◆ **BRIEF**: Repeat all of the records verbatim.

#####

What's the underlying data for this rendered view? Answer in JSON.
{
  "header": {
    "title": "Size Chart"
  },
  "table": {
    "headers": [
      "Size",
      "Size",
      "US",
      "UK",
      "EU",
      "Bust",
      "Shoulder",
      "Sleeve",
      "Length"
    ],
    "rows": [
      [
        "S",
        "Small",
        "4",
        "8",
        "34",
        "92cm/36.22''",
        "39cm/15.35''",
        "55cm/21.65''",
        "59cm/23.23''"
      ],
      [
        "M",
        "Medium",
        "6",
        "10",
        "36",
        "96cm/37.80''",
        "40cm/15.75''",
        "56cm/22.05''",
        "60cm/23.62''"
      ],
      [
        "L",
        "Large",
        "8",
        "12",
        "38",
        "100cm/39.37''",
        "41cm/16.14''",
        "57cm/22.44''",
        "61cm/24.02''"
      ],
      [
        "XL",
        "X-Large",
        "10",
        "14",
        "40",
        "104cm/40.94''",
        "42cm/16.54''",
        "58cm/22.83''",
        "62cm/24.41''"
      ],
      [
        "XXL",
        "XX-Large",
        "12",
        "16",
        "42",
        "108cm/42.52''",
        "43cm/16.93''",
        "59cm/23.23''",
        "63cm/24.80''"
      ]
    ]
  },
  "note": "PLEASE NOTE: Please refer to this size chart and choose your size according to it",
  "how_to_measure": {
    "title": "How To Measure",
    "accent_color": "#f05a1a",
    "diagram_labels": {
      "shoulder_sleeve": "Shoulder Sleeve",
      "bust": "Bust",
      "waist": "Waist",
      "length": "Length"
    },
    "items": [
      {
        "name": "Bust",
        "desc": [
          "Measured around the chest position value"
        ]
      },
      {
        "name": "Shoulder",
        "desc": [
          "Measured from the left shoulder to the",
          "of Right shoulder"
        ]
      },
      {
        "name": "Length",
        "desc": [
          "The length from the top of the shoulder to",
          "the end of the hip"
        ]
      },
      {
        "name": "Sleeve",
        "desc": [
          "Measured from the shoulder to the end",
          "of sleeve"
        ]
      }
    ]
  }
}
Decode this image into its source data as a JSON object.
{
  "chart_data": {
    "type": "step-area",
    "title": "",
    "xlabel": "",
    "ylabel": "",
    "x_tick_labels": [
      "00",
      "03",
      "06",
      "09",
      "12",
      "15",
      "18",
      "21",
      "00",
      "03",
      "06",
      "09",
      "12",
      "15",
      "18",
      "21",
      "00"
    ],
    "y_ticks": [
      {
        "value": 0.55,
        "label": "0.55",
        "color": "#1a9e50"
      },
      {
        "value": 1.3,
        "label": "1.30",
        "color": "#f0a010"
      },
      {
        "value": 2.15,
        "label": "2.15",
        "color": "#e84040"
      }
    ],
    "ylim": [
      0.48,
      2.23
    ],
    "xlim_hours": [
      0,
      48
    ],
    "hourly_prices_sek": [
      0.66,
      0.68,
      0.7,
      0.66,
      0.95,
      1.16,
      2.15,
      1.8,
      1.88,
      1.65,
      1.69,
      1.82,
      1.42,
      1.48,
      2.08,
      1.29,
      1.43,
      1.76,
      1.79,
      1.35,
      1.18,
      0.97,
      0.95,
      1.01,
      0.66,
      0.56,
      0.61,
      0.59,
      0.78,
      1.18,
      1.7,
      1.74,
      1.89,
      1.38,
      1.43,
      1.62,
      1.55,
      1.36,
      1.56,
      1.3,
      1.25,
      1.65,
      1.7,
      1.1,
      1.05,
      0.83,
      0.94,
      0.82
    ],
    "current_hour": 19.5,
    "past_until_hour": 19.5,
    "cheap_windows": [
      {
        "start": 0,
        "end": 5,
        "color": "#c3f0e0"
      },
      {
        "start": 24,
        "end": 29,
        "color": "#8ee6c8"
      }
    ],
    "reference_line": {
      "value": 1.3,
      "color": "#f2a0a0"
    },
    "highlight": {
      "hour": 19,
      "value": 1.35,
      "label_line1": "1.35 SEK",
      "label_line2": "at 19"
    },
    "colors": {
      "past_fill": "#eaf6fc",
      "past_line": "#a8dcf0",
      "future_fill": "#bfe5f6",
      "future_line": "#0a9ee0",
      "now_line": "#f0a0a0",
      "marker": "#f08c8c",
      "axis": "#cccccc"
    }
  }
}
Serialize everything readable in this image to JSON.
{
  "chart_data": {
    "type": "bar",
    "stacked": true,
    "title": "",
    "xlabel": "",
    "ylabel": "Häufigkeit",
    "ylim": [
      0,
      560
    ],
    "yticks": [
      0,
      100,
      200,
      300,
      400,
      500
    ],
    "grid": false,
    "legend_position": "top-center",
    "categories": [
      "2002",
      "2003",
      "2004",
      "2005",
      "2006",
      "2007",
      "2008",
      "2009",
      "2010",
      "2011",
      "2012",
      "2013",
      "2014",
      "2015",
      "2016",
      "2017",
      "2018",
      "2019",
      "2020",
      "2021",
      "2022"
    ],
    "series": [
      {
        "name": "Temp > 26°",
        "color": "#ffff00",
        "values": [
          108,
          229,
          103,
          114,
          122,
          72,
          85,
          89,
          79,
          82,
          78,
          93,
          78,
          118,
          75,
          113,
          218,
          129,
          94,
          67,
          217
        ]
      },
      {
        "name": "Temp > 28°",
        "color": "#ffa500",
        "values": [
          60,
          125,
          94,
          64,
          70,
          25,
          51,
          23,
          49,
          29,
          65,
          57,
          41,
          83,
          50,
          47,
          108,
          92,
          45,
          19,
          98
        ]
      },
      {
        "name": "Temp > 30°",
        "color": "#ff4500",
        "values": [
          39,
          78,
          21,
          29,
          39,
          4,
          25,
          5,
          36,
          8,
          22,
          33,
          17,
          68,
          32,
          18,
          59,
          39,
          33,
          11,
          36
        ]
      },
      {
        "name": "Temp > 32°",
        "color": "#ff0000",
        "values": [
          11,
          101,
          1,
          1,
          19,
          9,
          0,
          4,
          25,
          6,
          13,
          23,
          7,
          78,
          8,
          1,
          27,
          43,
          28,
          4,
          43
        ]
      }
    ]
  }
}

#####

◆ **RESULT OF THIS EXERCISE**:
What's the underlying data for this rendered view? Answer in JSON.
{
  "header": {
    "title": "Size Chart"
  },
  "table": {
    "headers": [
      "Size",
      "Size",
      "US",
      "UK",
      "EU",
      "Bust",
      "Shoulder",
      "Sleeve",
      "Length"
    ],
    "rows": [
      [
        "S",
        "Small",
        "4",
        "8",
        "34",
        "92cm/36.22''",
        "39cm/15.35''",
        "55cm/21.65''",
        "59cm/23.23''"
      ],
      [
        "M",
        "Medium",
        "6",
        "10",
        "36",
        "96cm/37.80''",
        "40cm/15.75''",
        "56cm/22.05''",
        "60cm/23.62''"
      ],
      [
        "L",
        "Large",
        "8",
        "12",
        "38",
        "100cm/39.37''",
        "41cm/16.14''",
        "57cm/22.44''",
        "61cm/24.02''"
      ],
      [
        "XL",
        "X-Large",
        "10",
        "14",
        "40",
        "104cm/40.94''",
        "42cm/16.54''",
        "58cm/22.83''",
        "62cm/24.41''"
      ],
      [
        "XXL",
        "XX-Large",
        "12",
        "16",
        "42",
        "108cm/42.52''",
        "43cm/16.93''",
        "59cm/23.23''",
        "63cm/24.80''"
      ]
    ]
  },
  "note": "PLEASE NOTE: Please refer to this size chart and choose your size according to it",
  "how_to_measure": {
    "title": "How To Measure",
    "accent_color": "#f05a1a",
    "diagram_labels": {
      "shoulder_sleeve": "Shoulder Sleeve",
      "bust": "Bust",
      "waist": "Waist",
      "length": "Length"
    },
    "items": [
      {
        "name": "Bust",
        "desc": [
          "Measured around the chest position value"
        ]
      },
      {
        "name": "Shoulder",
        "desc": [
          "Measured from the left shoulder to the",
          "of Right shoulder"
        ]
      },
      {
        "name": "Length",
        "desc": [
          "The length from the top of the shoulder to",
          "the end of the hip"
        ]
      },
      {
        "name": "Sleeve",
        "desc": [
          "Measured from the shoulder to the end",
          "of sleeve"
        ]
      }
    ]
  }
}
Decode this image into its source data as a JSON object.
{
  "chart_data": {
    "type": "step-area",
    "title": "",
    "xlabel": "",
    "ylabel": "",
    "x_tick_labels": [
      "00",
      "03",
      "06",
      "09",
      "12",
      "15",
      "18",
      "21",
      "00",
      "03",
      "06",
      "09",
      "12",
      "15",
      "18",
      "21",
      "00"
    ],
    "y_ticks": [
      {
        "value": 0.55,
        "label": "0.55",
        "color": "#1a9e50"
      },
      {
        "value": 1.3,
        "label": "1.30",
        "color": "#f0a010"
      },
      {
        "value": 2.15,
        "label": "2.15",
        "color": "#e84040"
      }
    ],
    "ylim": [
      0.48,
      2.23
    ],
    "xlim_hours": [
      0,
      48
    ],
    "hourly_prices_sek": [
      0.66,
      0.68,
      0.7,
      0.66,
      0.95,
      1.16,
      2.15,
      1.8,
      1.88,
      1.65,
      1.69,
      1.82,
      1.42,
      1.48,
      2.08,
      1.29,
      1.43,
      1.76,
      1.79,
      1.35,
      1.18,
      0.97,
      0.95,
      1.01,
      0.66,
      0.56,
      0.61,
      0.59,
      0.78,
      1.18,
      1.7,
      1.74,
      1.89,
      1.38,
      1.43,
      1.62,
      1.55,
      1.36,
      1.56,
      1.3,
      1.25,
      1.65,
      1.7,
      1.1,
      1.05,
      0.83,
      0.94,
      0.82
    ],
    "current_hour": 19.5,
    "past_until_hour": 19.5,
    "cheap_windows": [
      {
        "start": 0,
        "end": 5,
        "color": "#c3f0e0"
      },
      {
        "start": 24,
        "end": 29,
        "color": "#8ee6c8"
      }
    ],
    "reference_line": {
      "value": 1.3,
      "color": "#f2a0a0"
    },
    "highlight": {
      "hour": 19,
      "value": 1.35,
      "label_line1": "1.35 SEK",
      "label_line2": "at 19"
    },
    "colors": {
      "past_fill": "#eaf6fc",
      "past_line": "#a8dcf0",
      "future_fill": "#bfe5f6",
      "future_line": "#0a9ee0",
      "now_line": "#f0a0a0",
      "marker": "#f08c8c",
      "axis": "#cccccc"
    }
  }
}
Serialize everything readable in this image to JSON.
{
  "chart_data": {
    "type": "bar",
    "stacked": true,
    "title": "",
    "xlabel": "",
    "ylabel": "Häufigkeit",
    "ylim": [
      0,
      560
    ],
    "yticks": [
      0,
      100,
      200,
      300,
      400,
      500
    ],
    "grid": false,
    "legend_position": "top-center",
    "categories": [
      "2002",
      "2003",
      "2004",
      "2005",
      "2006",
      "2007",
      "2008",
      "2009",
      "2010",
      "2011",
      "2012",
      "2013",
      "2014",
      "2015",
      "2016",
      "2017",
      "2018",
      "2019",
      "2020",
      "2021",
      "2022"
    ],
    "series": [
      {
        "name": "Temp > 26°",
        "color": "#ffff00",
        "values": [
          108,
          229,
          103,
          114,
          122,
          72,
          85,
          89,
          79,
          82,
          78,
          93,
          78,
          118,
          75,
          113,
          218,
          129,
          94,
          67,
          217
        ]
      },
      {
        "name": "Temp > 28°",
        "color": "#ffa500",
        "values": [
          60,
          125,
          94,
          64,
          70,
          25,
          51,
          23,
          49,
          29,
          65,
          57,
          41,
          83,
          50,
          47,
          108,
          92,
          45,
          19,
          98
        ]
      },
      {
        "name": "Temp > 30°",
        "color": "#ff4500",
        "values": [
          39,
          78,
          21,
          29,
          39,
          4,
          25,
          5,
          36,
          8,
          22,
          33,
          17,
          68,
          32,
          18,
          59,
          39,
          33,
          11,
          36
        ]
      },
      {
        "name": "Temp > 32°",
        "color": "#ff0000",
        "values": [
          11,
          101,
          1,
          1,
          19,
          9,
          0,
          4,
          25,
          6,
          13,
          23,
          7,
          78,
          8,
          1,
          27,
          43,
          28,
          4,
          43
        ]
      }
    ]
  }
}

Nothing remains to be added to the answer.